▸ **WHAT IS NEEDED**: Please state how many lines in the records contain the string "JSON", with no words besides the number.

══════════

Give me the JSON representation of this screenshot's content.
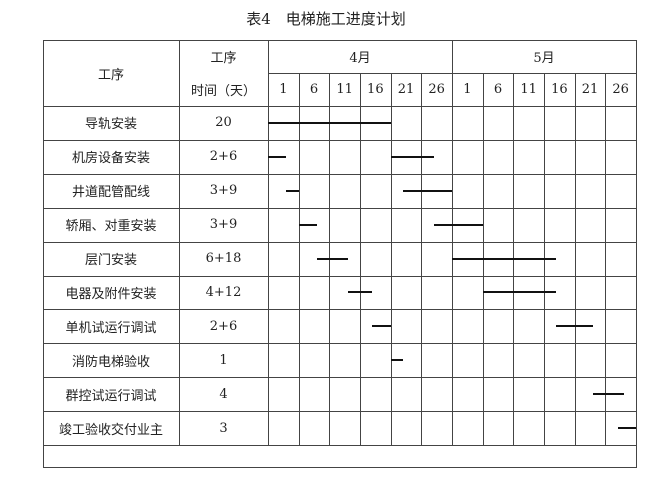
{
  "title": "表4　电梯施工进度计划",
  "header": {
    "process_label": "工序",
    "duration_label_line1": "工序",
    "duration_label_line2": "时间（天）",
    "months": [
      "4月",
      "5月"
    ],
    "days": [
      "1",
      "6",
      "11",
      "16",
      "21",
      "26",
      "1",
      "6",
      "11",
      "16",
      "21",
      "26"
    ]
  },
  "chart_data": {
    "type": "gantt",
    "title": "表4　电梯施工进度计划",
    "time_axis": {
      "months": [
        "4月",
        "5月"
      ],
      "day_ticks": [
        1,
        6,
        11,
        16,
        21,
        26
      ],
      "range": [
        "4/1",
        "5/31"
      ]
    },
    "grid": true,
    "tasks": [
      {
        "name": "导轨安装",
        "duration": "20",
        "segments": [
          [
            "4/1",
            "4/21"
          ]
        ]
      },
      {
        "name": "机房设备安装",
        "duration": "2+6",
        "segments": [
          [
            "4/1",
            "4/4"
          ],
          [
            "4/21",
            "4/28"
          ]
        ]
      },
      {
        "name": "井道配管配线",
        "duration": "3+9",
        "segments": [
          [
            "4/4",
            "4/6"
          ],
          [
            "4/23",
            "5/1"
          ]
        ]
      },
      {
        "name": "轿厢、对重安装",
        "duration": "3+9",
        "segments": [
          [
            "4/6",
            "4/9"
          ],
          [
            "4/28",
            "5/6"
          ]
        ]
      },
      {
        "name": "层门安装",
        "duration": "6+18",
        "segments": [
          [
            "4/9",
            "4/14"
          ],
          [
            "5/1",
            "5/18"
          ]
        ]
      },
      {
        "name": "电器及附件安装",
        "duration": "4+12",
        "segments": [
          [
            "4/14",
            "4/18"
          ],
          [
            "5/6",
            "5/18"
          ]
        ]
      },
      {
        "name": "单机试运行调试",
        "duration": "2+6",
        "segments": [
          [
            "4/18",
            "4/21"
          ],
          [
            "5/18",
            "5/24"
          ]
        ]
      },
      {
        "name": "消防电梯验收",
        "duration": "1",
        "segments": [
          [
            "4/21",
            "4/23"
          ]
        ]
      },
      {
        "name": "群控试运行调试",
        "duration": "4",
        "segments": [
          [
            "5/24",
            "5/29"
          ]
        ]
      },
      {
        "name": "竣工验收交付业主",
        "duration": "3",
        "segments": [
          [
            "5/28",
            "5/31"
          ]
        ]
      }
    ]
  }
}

══════════

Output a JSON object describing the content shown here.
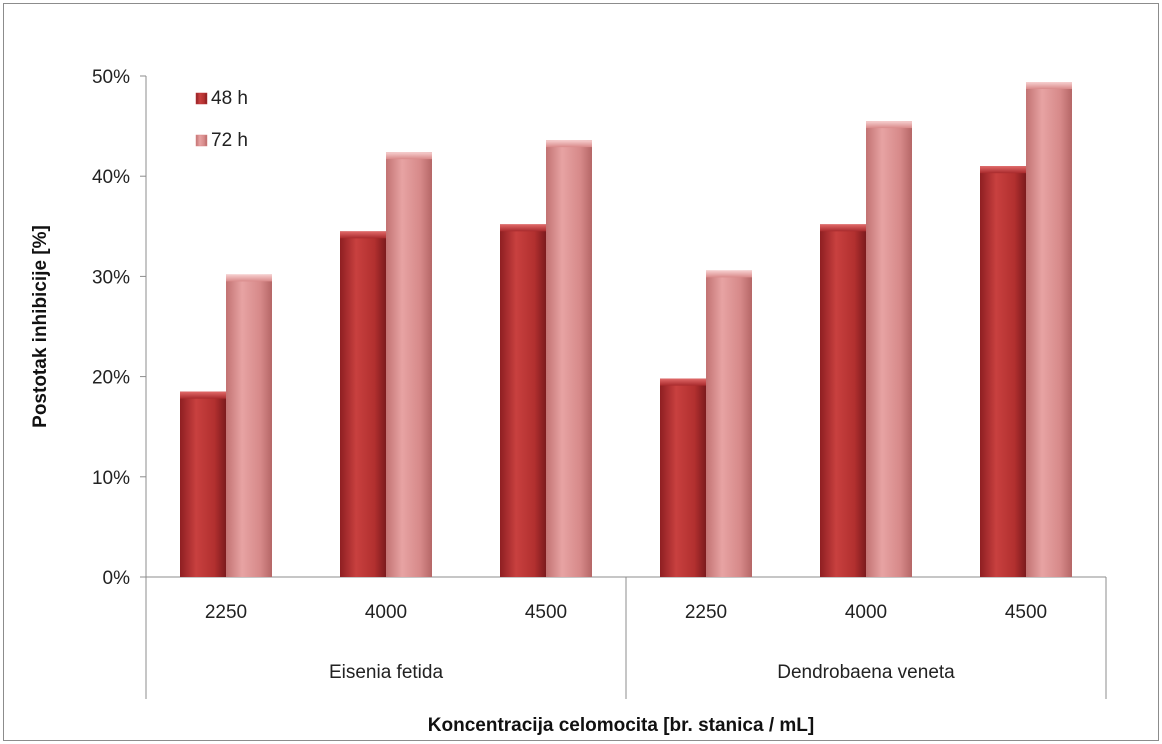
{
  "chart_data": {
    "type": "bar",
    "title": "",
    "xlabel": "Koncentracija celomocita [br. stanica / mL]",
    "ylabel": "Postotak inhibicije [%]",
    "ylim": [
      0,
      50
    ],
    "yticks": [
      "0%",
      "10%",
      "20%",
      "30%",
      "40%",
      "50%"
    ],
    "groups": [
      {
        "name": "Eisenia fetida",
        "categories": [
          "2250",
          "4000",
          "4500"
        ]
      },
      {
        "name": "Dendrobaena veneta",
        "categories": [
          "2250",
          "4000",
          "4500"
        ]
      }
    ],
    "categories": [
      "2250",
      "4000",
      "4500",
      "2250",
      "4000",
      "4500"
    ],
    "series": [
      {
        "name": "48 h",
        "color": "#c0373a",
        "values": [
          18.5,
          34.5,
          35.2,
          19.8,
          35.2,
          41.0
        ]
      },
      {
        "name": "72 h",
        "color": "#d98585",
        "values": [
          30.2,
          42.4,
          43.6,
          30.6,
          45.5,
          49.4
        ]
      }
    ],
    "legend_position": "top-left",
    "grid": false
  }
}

══════════

▸ **EXERCISE OUTPUT**: 2